**Problem to solve**
Copy out every line of the entries below exactly, leaving out the pictures.

# # # # #

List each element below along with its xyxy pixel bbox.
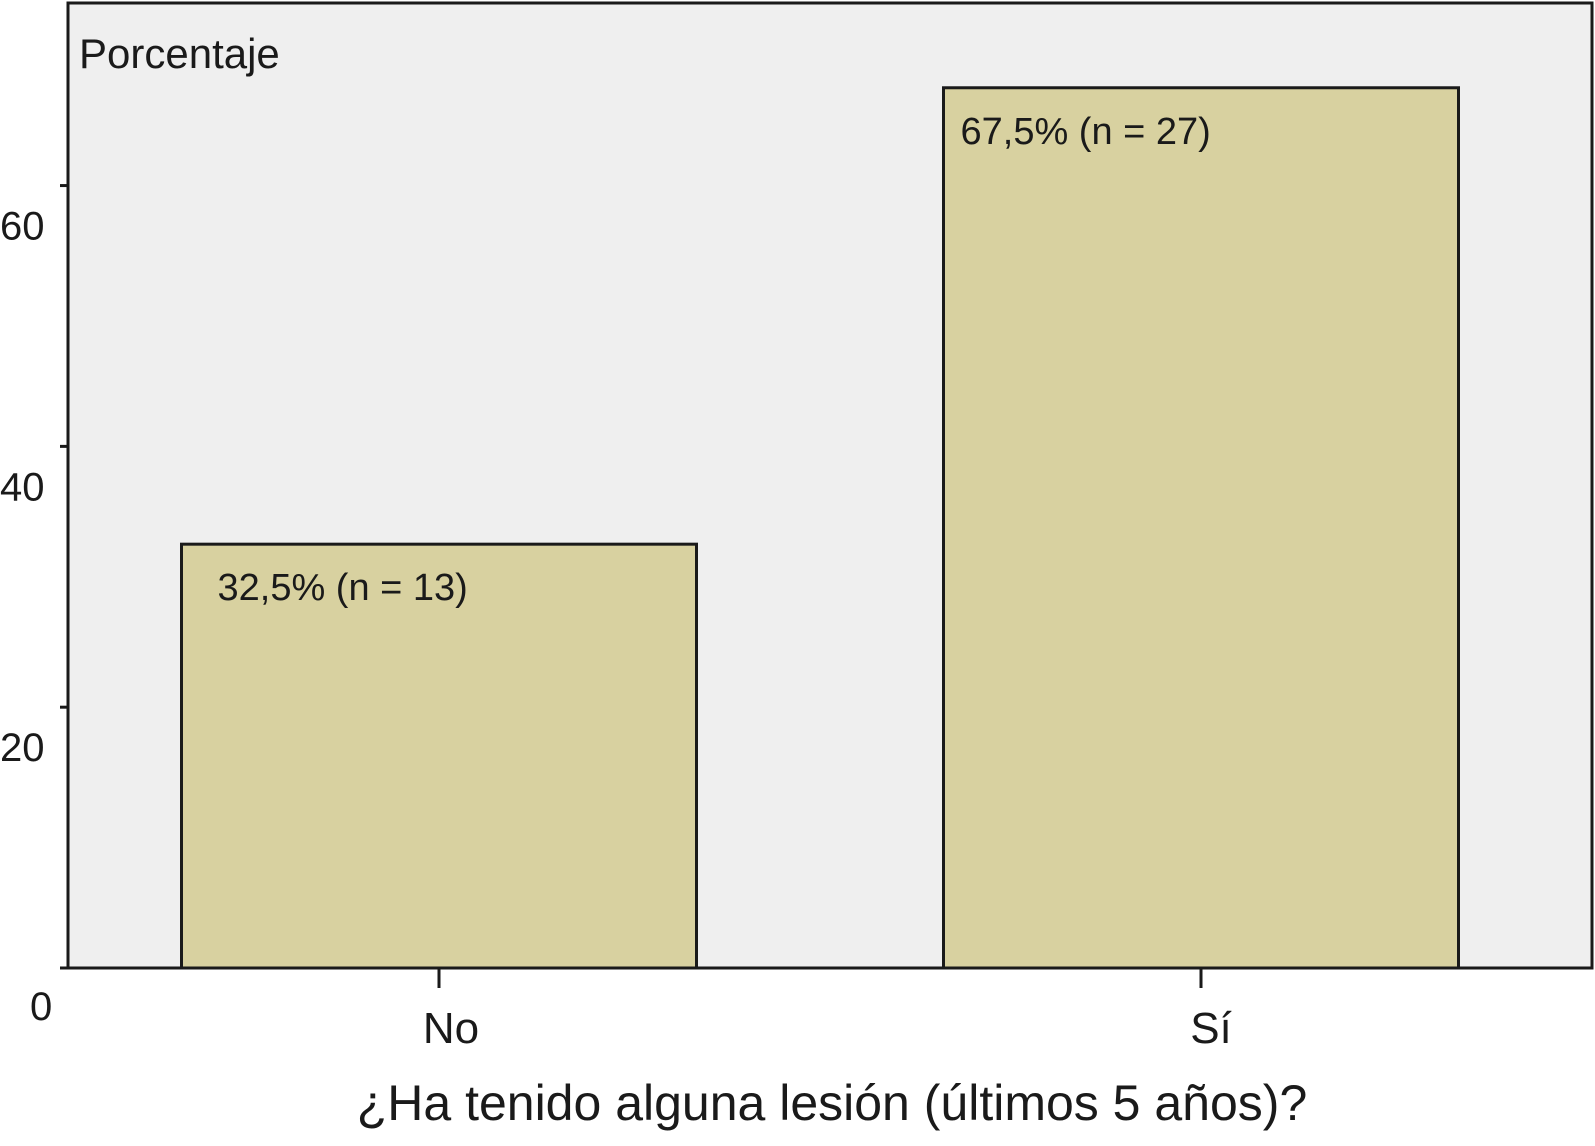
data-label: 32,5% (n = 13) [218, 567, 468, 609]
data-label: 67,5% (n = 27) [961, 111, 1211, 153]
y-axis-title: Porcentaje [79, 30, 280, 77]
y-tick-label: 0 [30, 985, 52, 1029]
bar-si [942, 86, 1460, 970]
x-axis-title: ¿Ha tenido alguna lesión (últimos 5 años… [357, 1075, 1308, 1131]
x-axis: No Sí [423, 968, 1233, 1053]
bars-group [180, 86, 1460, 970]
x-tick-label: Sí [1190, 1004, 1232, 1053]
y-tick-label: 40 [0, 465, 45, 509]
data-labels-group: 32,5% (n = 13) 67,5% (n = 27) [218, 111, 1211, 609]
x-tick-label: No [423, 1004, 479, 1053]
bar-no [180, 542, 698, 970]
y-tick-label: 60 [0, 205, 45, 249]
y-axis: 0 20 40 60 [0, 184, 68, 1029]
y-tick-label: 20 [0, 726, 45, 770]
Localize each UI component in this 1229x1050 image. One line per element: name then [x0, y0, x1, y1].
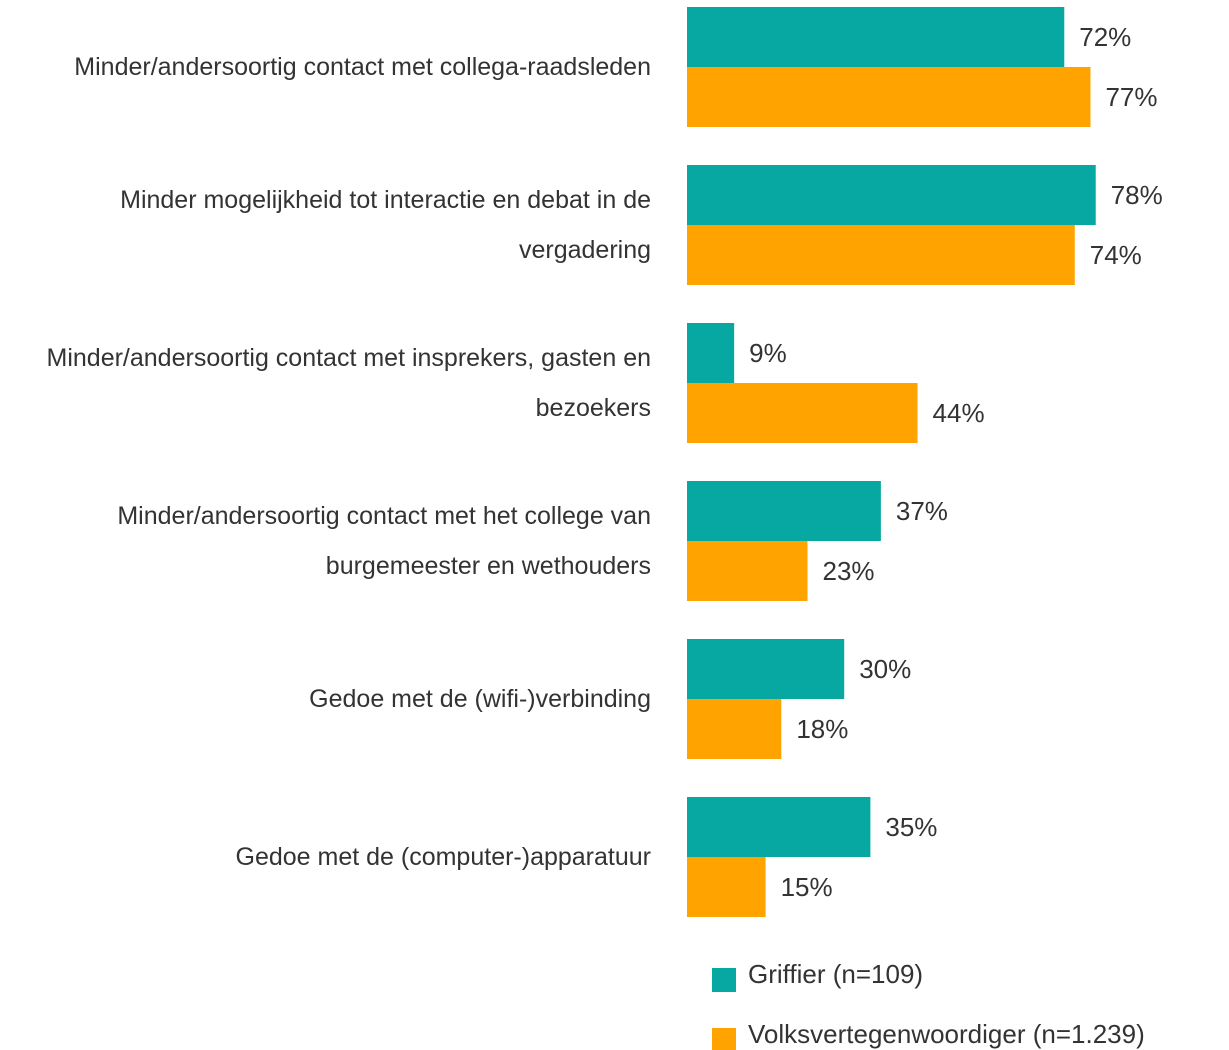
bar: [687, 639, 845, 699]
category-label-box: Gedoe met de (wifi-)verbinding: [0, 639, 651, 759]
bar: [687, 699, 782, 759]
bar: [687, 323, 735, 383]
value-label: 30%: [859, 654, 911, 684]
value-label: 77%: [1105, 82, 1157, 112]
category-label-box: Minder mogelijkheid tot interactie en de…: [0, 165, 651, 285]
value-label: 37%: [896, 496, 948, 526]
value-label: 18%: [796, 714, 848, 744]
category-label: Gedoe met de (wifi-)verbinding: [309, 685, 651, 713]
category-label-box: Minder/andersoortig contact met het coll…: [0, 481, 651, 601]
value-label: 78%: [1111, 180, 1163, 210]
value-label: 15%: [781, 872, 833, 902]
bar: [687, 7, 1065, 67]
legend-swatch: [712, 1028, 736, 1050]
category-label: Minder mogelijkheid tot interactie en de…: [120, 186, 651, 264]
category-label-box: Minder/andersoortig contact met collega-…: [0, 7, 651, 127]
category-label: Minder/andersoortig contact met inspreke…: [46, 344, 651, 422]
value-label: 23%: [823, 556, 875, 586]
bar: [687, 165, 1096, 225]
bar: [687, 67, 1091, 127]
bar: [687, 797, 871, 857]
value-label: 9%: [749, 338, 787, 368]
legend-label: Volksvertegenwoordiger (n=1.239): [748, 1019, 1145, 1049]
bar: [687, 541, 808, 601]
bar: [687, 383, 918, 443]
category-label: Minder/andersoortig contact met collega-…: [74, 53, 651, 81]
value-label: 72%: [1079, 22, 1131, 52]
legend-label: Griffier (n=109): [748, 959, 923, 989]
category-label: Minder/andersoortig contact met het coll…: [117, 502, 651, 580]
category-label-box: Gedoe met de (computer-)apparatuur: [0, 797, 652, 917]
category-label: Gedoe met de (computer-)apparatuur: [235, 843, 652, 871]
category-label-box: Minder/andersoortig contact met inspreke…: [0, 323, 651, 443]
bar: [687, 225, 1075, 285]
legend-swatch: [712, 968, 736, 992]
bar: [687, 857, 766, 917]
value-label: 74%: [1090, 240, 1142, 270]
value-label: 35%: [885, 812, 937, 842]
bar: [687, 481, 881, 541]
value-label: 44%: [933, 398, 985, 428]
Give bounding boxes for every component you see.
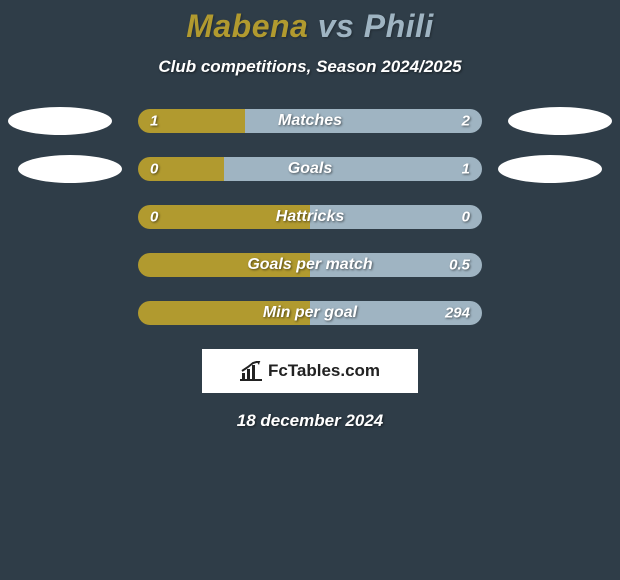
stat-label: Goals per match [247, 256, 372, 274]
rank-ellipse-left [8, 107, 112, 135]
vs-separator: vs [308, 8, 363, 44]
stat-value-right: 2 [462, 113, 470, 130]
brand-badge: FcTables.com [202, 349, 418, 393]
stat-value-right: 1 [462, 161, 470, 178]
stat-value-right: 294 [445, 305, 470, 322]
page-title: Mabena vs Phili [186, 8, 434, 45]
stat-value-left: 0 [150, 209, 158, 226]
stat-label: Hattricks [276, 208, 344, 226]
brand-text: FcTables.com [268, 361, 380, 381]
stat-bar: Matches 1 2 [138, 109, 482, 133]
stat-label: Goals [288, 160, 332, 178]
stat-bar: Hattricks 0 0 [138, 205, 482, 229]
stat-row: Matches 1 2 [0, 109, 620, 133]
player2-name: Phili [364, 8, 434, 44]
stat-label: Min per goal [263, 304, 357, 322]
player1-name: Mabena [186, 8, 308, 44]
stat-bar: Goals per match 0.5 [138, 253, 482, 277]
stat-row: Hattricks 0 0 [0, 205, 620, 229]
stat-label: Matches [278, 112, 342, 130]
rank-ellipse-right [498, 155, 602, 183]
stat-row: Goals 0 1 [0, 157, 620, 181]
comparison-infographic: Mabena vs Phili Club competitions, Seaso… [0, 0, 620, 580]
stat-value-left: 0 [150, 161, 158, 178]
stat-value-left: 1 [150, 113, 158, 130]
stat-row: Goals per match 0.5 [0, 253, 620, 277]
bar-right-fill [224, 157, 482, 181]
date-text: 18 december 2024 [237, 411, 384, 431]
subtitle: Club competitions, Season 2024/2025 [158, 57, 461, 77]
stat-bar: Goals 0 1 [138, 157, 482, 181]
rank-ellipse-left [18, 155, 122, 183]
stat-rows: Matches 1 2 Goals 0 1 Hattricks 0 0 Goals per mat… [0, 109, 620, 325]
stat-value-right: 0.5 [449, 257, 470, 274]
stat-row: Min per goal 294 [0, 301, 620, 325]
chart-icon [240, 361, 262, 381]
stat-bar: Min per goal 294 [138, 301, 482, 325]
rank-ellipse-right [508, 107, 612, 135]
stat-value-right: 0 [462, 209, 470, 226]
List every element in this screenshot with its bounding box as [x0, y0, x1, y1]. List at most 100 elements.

# # # # #

**Output of the exercise**
List each element below along with its xyxy pixel bbox.
data-label: 32,5% (n = 13) [218, 567, 468, 609]
data-label: 67,5% (n = 27) [961, 111, 1211, 153]
y-axis-title: Porcentaje [79, 30, 280, 77]
y-tick-label: 0 [30, 985, 52, 1029]
bar-si [942, 86, 1460, 970]
x-axis-title: ¿Ha tenido alguna lesión (últimos 5 años… [357, 1075, 1308, 1131]
x-axis: No Sí [423, 968, 1233, 1053]
bars-group [180, 86, 1460, 970]
x-tick-label: Sí [1190, 1004, 1232, 1053]
y-tick-label: 40 [0, 465, 45, 509]
data-labels-group: 32,5% (n = 13) 67,5% (n = 27) [218, 111, 1211, 609]
x-tick-label: No [423, 1004, 479, 1053]
bar-no [180, 542, 698, 970]
y-tick-label: 60 [0, 205, 45, 249]
y-axis: 0 20 40 60 [0, 184, 68, 1029]
y-tick-label: 20 [0, 726, 45, 770]
Localize each UI component in this 1229x1050 image. One line per element: name then [x0, y0, x1, y1].
bar: [687, 639, 845, 699]
category-label-box: Gedoe met de (wifi-)verbinding: [0, 639, 651, 759]
bar: [687, 699, 782, 759]
bar: [687, 323, 735, 383]
value-label: 30%: [859, 654, 911, 684]
value-label: 77%: [1105, 82, 1157, 112]
category-label-box: Minder mogelijkheid tot interactie en de…: [0, 165, 651, 285]
value-label: 37%: [896, 496, 948, 526]
value-label: 18%: [796, 714, 848, 744]
category-label: Gedoe met de (wifi-)verbinding: [309, 685, 651, 713]
category-label-box: Minder/andersoortig contact met het coll…: [0, 481, 651, 601]
value-label: 78%: [1111, 180, 1163, 210]
value-label: 15%: [781, 872, 833, 902]
bar: [687, 7, 1065, 67]
legend-swatch: [712, 1028, 736, 1050]
category-label: Minder mogelijkheid tot interactie en de…: [120, 186, 651, 264]
category-label-box: Minder/andersoortig contact met collega-…: [0, 7, 651, 127]
category-label: Minder/andersoortig contact met inspreke…: [46, 344, 651, 422]
value-label: 23%: [823, 556, 875, 586]
bar: [687, 165, 1096, 225]
bar: [687, 67, 1091, 127]
bar: [687, 797, 871, 857]
value-label: 9%: [749, 338, 787, 368]
legend-label: Volksvertegenwoordiger (n=1.239): [748, 1019, 1145, 1049]
bar: [687, 541, 808, 601]
bar: [687, 383, 918, 443]
category-label: Minder/andersoortig contact met collega-…: [74, 53, 651, 81]
value-label: 72%: [1079, 22, 1131, 52]
legend-label: Griffier (n=109): [748, 959, 923, 989]
category-label: Minder/andersoortig contact met het coll…: [117, 502, 651, 580]
category-label-box: Gedoe met de (computer-)apparatuur: [0, 797, 652, 917]
category-label: Gedoe met de (computer-)apparatuur: [235, 843, 652, 871]
category-label-box: Minder/andersoortig contact met inspreke…: [0, 323, 651, 443]
bar: [687, 225, 1075, 285]
legend-swatch: [712, 968, 736, 992]
bar: [687, 857, 766, 917]
value-label: 74%: [1090, 240, 1142, 270]
value-label: 35%: [885, 812, 937, 842]
bar: [687, 481, 881, 541]
value-label: 44%: [933, 398, 985, 428]
Give bounding boxes for every component you see.
stat-label: Goals per match [247, 256, 372, 274]
rank-ellipse-left [8, 107, 112, 135]
vs-separator: vs [308, 8, 363, 44]
stat-value-right: 2 [462, 113, 470, 130]
brand-badge: FcTables.com [202, 349, 418, 393]
stat-value-right: 1 [462, 161, 470, 178]
stat-value-right: 294 [445, 305, 470, 322]
page-title: Mabena vs Phili [186, 8, 434, 45]
stat-value-left: 0 [150, 209, 158, 226]
stat-label: Hattricks [276, 208, 344, 226]
brand-text: FcTables.com [268, 361, 380, 381]
stat-bar: Matches 1 2 [138, 109, 482, 133]
stat-label: Goals [288, 160, 332, 178]
stat-bar: Hattricks 0 0 [138, 205, 482, 229]
stat-row: Matches 1 2 [0, 109, 620, 133]
player2-name: Phili [364, 8, 434, 44]
stat-label: Min per goal [263, 304, 357, 322]
player1-name: Mabena [186, 8, 308, 44]
stat-bar: Goals per match 0.5 [138, 253, 482, 277]
stat-row: Hattricks 0 0 [0, 205, 620, 229]
stat-label: Matches [278, 112, 342, 130]
rank-ellipse-right [498, 155, 602, 183]
stat-row: Goals 0 1 [0, 157, 620, 181]
comparison-infographic: Mabena vs Phili Club competitions, Seaso… [0, 0, 620, 580]
stat-value-left: 0 [150, 161, 158, 178]
stat-value-left: 1 [150, 113, 158, 130]
stat-row: Goals per match 0.5 [0, 253, 620, 277]
bar-right-fill [224, 157, 482, 181]
date-text: 18 december 2024 [237, 411, 384, 431]
subtitle: Club competitions, Season 2024/2025 [158, 57, 461, 77]
stat-bar: Goals 0 1 [138, 157, 482, 181]
rank-ellipse-left [18, 155, 122, 183]
stat-rows: Matches 1 2 Goals 0 1 Hattricks 0 0 Goals per mat… [0, 109, 620, 325]
stat-value-right: 0.5 [449, 257, 470, 274]
stat-row: Min per goal 294 [0, 301, 620, 325]
chart-icon [240, 361, 262, 381]
stat-bar: Min per goal 294 [138, 301, 482, 325]
rank-ellipse-right [508, 107, 612, 135]
stat-value-right: 0 [462, 209, 470, 226]
List every element in this screenshot with its bounding box as [x0, y0, x1, y1]. List at most 100 elements.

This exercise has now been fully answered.